Would you transcribe all of the data exactly, down to the last character?

· · · · · · ·

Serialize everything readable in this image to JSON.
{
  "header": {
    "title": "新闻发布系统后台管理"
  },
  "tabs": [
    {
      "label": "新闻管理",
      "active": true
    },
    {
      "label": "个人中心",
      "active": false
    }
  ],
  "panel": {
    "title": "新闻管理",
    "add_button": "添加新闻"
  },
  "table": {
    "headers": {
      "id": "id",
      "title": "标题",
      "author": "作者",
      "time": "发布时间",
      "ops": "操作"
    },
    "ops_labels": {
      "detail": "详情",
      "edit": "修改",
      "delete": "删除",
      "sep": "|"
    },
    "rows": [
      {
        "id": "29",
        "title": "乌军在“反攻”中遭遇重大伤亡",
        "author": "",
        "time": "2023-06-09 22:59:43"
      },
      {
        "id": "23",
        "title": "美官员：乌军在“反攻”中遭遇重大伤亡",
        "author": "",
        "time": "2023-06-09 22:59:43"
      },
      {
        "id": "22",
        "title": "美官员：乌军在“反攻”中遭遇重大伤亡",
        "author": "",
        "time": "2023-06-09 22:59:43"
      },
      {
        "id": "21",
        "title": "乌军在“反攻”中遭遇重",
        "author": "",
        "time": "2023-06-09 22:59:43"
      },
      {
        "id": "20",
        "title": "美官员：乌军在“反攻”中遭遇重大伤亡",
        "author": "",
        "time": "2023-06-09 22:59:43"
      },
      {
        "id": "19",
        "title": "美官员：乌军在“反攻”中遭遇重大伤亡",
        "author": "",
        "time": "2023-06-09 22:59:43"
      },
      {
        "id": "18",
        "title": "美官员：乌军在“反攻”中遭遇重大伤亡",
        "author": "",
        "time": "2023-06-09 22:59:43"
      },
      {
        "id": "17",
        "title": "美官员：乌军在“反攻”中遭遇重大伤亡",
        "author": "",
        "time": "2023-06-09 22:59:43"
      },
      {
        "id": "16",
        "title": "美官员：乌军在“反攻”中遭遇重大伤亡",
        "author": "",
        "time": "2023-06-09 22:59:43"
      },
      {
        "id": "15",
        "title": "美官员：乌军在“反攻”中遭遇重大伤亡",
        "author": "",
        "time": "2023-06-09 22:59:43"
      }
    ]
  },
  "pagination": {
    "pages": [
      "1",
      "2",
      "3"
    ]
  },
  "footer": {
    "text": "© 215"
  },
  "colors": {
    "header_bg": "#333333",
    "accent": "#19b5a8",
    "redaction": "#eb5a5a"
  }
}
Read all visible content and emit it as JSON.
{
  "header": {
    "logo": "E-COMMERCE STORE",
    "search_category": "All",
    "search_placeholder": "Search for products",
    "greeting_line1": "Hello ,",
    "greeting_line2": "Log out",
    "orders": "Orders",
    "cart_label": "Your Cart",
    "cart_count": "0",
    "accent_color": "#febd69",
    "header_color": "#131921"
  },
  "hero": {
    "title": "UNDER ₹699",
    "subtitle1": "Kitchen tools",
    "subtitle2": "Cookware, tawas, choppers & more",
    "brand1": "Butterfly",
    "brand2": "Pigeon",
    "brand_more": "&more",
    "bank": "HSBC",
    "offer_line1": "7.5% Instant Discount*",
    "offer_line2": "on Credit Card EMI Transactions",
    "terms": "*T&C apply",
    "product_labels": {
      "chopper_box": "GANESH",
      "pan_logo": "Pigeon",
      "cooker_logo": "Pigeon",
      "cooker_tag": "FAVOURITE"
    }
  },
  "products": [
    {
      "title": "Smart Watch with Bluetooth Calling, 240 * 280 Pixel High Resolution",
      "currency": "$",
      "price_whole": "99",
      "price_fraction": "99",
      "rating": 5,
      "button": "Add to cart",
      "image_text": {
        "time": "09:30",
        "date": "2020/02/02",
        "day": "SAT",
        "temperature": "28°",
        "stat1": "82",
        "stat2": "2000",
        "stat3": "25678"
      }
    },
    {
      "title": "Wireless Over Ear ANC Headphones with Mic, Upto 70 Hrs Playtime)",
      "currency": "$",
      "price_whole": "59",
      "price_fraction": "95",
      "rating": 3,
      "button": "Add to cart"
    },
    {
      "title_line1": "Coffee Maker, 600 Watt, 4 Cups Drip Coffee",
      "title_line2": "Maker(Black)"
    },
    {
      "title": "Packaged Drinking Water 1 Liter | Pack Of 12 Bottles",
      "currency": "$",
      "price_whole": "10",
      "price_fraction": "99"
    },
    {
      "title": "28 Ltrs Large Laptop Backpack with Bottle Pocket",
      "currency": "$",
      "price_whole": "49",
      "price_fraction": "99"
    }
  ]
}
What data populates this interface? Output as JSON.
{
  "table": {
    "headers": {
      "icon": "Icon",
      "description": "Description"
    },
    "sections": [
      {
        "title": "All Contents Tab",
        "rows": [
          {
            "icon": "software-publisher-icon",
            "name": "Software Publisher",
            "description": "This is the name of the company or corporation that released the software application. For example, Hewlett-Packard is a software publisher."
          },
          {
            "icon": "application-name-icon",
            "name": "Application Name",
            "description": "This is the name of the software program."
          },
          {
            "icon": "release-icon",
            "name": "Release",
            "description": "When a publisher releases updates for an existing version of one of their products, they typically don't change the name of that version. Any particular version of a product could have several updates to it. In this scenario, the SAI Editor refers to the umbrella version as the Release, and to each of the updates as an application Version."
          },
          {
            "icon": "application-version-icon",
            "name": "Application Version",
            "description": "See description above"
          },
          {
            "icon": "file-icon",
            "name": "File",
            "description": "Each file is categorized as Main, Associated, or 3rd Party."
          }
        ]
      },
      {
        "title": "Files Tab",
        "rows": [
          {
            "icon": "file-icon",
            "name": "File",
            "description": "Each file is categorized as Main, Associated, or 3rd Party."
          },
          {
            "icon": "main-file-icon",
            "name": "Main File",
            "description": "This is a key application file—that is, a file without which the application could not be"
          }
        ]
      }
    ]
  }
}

· · · · · · ·

▸ **Written solution**
Serialize everything readable in this image to JSON.
{
  "header": {
    "title": "新闻发布系统后台管理"
  },
  "tabs": [
    {
      "label": "新闻管理",
      "active": true
    },
    {
      "label": "个人中心",
      "active": false
    }
  ],
  "panel": {
    "title": "新闻管理",
    "add_button": "添加新闻"
  },
  "table": {
    "headers": {
      "id": "id",
      "title": "标题",
      "author": "作者",
      "time": "发布时间",
      "ops": "操作"
    },
    "ops_labels": {
      "detail": "详情",
      "edit": "修改",
      "delete": "删除",
      "sep": "|"
    },
    "rows": [
      {
        "id": "29",
        "title": "乌军在“反攻”中遭遇重大伤亡",
        "author": "",
        "time": "2023-06-09 22:59:43"
      },
      {
        "id": "23",
        "title": "美官员：乌军在“反攻”中遭遇重大伤亡",
        "author": "",
        "time": "2023-06-09 22:59:43"
      },
      {
        "id": "22",
        "title": "美官员：乌军在“反攻”中遭遇重大伤亡",
        "author": "",
        "time": "2023-06-09 22:59:43"
      },
      {
        "id": "21",
        "title": "乌军在“反攻”中遭遇重",
        "author": "",
        "time": "2023-06-09 22:59:43"
      },
      {
        "id": "20",
        "title": "美官员：乌军在“反攻”中遭遇重大伤亡",
        "author": "",
        "time": "2023-06-09 22:59:43"
      },
      {
        "id": "19",
        "title": "美官员：乌军在“反攻”中遭遇重大伤亡",
        "author": "",
        "time": "2023-06-09 22:59:43"
      },
      {
        "id": "18",
        "title": "美官员：乌军在“反攻”中遭遇重大伤亡",
        "author": "",
        "time": "2023-06-09 22:59:43"
      },
      {
        "id": "17",
        "title": "美官员：乌军在“反攻”中遭遇重大伤亡",
        "author": "",
        "time": "2023-06-09 22:59:43"
      },
      {
        "id": "16",
        "title": "美官员：乌军在“反攻”中遭遇重大伤亡",
        "author": "",
        "time": "2023-06-09 22:59:43"
      },
      {
        "id": "15",
        "title": "美官员：乌军在“反攻”中遭遇重大伤亡",
        "author": "",
        "time": "2023-06-09 22:59:43"
      }
    ]
  },
  "pagination": {
    "pages": [
      "1",
      "2",
      "3"
    ]
  },
  "footer": {
    "text": "© 215"
  },
  "colors": {
    "header_bg": "#333333",
    "accent": "#19b5a8",
    "redaction": "#eb5a5a"
  }
}
Read all visible content and emit it as JSON.
{
  "header": {
    "logo": "E-COMMERCE STORE",
    "search_category": "All",
    "search_placeholder": "Search for products",
    "greeting_line1": "Hello ,",
    "greeting_line2": "Log out",
    "orders": "Orders",
    "cart_label": "Your Cart",
    "cart_count": "0",
    "accent_color": "#febd69",
    "header_color": "#131921"
  },
  "hero": {
    "title": "UNDER ₹699",
    "subtitle1": "Kitchen tools",
    "subtitle2": "Cookware, tawas, choppers & more",
    "brand1": "Butterfly",
    "brand2": "Pigeon",
    "brand_more": "&more",
    "bank": "HSBC",
    "offer_line1": "7.5% Instant Discount*",
    "offer_line2": "on Credit Card EMI Transactions",
    "terms": "*T&C apply",
    "product_labels": {
      "chopper_box": "GANESH",
      "pan_logo": "Pigeon",
      "cooker_logo": "Pigeon",
      "cooker_tag": "FAVOURITE"
    }
  },
  "products": [
    {
      "title": "Smart Watch with Bluetooth Calling, 240 * 280 Pixel High Resolution",
      "currency": "$",
      "price_whole": "99",
      "price_fraction": "99",
      "rating": 5,
      "button": "Add to cart",
      "image_text": {
        "time": "09:30",
        "date": "2020/02/02",
        "day": "SAT",
        "temperature": "28°",
        "stat1": "82",
        "stat2": "2000",
        "stat3": "25678"
      }
    },
    {
      "title": "Wireless Over Ear ANC Headphones with Mic, Upto 70 Hrs Playtime)",
      "currency": "$",
      "price_whole": "59",
      "price_fraction": "95",
      "rating": 3,
      "button": "Add to cart"
    },
    {
      "title_line1": "Coffee Maker, 600 Watt, 4 Cups Drip Coffee",
      "title_line2": "Maker(Black)"
    },
    {
      "title": "Packaged Drinking Water 1 Liter | Pack Of 12 Bottles",
      "currency": "$",
      "price_whole": "10",
      "price_fraction": "99"
    },
    {
      "title": "28 Ltrs Large Laptop Backpack with Bottle Pocket",
      "currency": "$",
      "price_whole": "49",
      "price_fraction": "99"
    }
  ]
}
What data populates this interface? Output as JSON.
{
  "table": {
    "headers": {
      "icon": "Icon",
      "description": "Description"
    },
    "sections": [
      {
        "title": "All Contents Tab",
        "rows": [
          {
            "icon": "software-publisher-icon",
            "name": "Software Publisher",
            "description": "This is the name of the company or corporation that released the software application. For example, Hewlett-Packard is a software publisher."
          },
          {
            "icon": "application-name-icon",
            "name": "Application Name",
            "description": "This is the name of the software program."
          },
          {
            "icon": "release-icon",
            "name": "Release",
            "description": "When a publisher releases updates for an existing version of one of their products, they typically don't change the name of that version. Any particular version of a product could have several updates to it. In this scenario, the SAI Editor refers to the umbrella version as the Release, and to each of the updates as an application Version."
          },
          {
            "icon": "application-version-icon",
            "name": "Application Version",
            "description": "See description above"
          },
          {
            "icon": "file-icon",
            "name": "File",
            "description": "Each file is categorized as Main, Associated, or 3rd Party."
          }
        ]
      },
      {
        "title": "Files Tab",
        "rows": [
          {
            "icon": "file-icon",
            "name": "File",
            "description": "Each file is categorized as Main, Associated, or 3rd Party."
          },
          {
            "icon": "main-file-icon",
            "name": "Main File",
            "description": "This is a key application file—that is, a file without which the application could not be"
          }
        ]
      }
    ]
  }
}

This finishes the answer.